### Textauszug ###
So nutzten wir in der Vergangenheit den direkten Erregernachweis, um die Verbreitung antibiotikaresistenter Erreger in der Bevölkerung am Beispiel des Methicillin-resistenten Staphylococcus aureus (MRSA) in der Nase zu erfassen (s-swab Studie) [1, 2].
In einem aktuellen Projekt zur Ermittlung der Prävalenz des Hepatitis B- Virus in einer Region im Westafrikanischen Burkina Faso konnten wir unsere Expertise in diagnostischen Feldversuchen einbringen. Hierbei stand der Wissens- und Technologietransfer im Vordergrund unserer Arbeiten.
Im Bereich des indirekten Erregernachweises befassen wir uns mit der Entwicklung molekularer Nachweismethoden zur Bestimmung der Vielfalt von Antikörpern im Blut von Probanden. Mit dieser als differentiellen Multiplex-Serologie bezeichneten Methode können wir gleichzeitig ermitteln, mit welchen Erregern die Probanden in der Vergangenheit infiziert waren und ob ein Schutz durch zuvor erfolgte Impfungen vorliegt. Dies hilft bei der Beantwortung der Frage nach der Notwendigkeit und Effektivität von Impfungen gegen Krankheitserreger mit hohem Risiko für allgemeine Bevölkerungsgruppen, wie z.B. viral verursachte Leberentzündungen und Masern. Für die Messungen verwenden wir die differentielle Multiplex-Serologie, die es uns ermöglicht, viele Proben in kleinsten Mengen (wenige Blutstropfen) auf viele Erreger bzw. Antikörper gleichzeitig zu untersuchen.
### Gegebene Einträge ###
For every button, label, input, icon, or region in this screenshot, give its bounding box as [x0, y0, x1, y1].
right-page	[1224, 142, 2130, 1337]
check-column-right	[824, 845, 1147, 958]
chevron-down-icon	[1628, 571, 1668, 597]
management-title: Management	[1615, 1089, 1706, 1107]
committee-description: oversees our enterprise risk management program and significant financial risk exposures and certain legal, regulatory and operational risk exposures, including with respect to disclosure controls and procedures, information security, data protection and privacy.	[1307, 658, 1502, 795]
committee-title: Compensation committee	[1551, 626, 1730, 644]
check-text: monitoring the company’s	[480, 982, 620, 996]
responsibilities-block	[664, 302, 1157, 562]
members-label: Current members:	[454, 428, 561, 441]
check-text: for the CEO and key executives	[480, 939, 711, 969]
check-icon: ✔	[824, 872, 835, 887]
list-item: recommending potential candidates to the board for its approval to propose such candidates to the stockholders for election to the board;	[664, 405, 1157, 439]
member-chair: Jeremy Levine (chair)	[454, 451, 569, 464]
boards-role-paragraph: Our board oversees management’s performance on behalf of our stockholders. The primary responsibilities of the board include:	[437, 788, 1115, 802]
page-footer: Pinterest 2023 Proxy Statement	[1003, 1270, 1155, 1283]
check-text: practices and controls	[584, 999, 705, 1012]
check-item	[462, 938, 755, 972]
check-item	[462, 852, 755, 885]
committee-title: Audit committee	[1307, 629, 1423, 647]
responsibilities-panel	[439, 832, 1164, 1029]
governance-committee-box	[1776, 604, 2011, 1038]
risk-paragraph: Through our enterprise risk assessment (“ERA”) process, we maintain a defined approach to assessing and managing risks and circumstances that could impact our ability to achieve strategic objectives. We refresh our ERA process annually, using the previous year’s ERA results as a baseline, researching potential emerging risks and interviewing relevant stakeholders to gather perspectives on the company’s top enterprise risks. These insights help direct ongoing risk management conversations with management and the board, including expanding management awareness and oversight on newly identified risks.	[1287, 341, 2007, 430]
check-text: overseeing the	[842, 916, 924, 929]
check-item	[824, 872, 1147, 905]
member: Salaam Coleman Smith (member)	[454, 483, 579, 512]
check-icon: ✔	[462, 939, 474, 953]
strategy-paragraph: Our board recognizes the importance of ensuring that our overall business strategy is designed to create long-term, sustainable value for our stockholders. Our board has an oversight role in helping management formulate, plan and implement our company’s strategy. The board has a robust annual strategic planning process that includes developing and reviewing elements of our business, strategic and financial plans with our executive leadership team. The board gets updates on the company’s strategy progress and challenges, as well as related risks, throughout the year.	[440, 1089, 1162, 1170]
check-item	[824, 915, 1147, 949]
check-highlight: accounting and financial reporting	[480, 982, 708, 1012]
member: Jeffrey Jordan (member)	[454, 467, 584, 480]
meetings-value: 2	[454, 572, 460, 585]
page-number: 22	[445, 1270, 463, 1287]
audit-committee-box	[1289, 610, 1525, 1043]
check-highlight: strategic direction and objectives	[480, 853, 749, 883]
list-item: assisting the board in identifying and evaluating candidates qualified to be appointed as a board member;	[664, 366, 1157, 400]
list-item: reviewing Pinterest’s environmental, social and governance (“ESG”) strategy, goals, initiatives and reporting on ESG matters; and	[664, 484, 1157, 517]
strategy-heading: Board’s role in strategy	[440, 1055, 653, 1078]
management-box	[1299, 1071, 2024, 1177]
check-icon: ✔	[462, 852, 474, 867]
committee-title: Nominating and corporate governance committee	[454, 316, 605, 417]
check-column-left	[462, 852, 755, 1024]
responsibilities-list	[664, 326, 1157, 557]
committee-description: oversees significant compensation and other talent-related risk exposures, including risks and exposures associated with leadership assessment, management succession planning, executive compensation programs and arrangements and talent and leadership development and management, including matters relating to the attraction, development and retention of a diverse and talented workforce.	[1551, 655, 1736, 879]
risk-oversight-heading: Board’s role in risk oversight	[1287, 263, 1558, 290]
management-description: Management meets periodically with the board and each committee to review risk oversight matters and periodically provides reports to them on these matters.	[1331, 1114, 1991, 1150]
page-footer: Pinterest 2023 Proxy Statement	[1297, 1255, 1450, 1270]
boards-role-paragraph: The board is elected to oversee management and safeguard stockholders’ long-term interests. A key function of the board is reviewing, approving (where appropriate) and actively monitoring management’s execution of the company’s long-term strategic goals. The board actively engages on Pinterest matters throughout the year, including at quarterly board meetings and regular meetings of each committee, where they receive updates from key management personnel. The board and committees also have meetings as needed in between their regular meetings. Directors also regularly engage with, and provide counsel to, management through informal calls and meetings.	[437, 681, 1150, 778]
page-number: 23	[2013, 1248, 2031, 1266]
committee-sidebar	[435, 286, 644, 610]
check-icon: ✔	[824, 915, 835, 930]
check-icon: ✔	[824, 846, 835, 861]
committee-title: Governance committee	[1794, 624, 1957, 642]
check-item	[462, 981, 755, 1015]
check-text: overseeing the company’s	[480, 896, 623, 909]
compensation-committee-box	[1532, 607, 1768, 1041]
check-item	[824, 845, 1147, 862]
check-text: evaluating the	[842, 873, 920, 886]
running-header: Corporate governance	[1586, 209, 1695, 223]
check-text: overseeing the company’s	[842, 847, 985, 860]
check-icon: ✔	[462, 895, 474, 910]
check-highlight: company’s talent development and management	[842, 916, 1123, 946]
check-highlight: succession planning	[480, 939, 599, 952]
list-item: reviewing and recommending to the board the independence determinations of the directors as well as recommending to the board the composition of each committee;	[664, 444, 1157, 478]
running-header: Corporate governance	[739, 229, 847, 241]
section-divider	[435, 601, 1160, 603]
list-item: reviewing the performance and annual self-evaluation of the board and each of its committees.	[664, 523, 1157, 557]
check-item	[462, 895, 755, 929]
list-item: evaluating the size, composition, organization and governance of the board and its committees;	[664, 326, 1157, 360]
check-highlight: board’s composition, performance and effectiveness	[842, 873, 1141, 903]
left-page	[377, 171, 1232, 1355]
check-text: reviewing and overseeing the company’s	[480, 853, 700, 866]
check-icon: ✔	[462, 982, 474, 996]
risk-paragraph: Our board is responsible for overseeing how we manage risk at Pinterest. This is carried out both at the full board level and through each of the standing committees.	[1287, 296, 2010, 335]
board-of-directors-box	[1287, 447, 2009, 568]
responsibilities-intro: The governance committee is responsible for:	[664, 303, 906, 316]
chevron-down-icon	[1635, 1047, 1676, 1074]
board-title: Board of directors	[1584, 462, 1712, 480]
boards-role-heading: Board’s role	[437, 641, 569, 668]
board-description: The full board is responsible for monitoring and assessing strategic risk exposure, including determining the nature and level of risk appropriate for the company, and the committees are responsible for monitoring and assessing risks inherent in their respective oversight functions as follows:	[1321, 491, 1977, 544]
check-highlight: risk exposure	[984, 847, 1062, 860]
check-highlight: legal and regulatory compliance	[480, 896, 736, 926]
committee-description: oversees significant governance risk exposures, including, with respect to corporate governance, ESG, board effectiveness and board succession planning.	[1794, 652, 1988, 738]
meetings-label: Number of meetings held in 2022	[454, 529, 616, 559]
###
#### Aufgaben:
A: Nenne alle Krankheitserreger und Krankheiten, die im Textauszug mit Namen vorkommen.
B: Schreib aus dem Textauszug die Stelle ab, die mit „So nutzten wir“ anfängt und bis einschließlich „Studie) [1, 2].“ geht.
Die Einträge haben mit dem Textauszug nichts zu tun.

#### Lösungen:
A:
- Methicillin-resistenter Staphylococcus aureus (MRSA)
- Hepatitis B-Virus
- viral verursachte Leberentzündungen
- Masern

B:
So nutzten wir in der Vergangenheit den direkten Erregernachweis, um die Verbreitung antibiotikaresistenter Erreger in der Bevölkerung am Beispiel des Methicillin-resistenten Staphylococcus aureus (MRSA) in der Nase zu erfassen (s-swab Studie) [1, 2].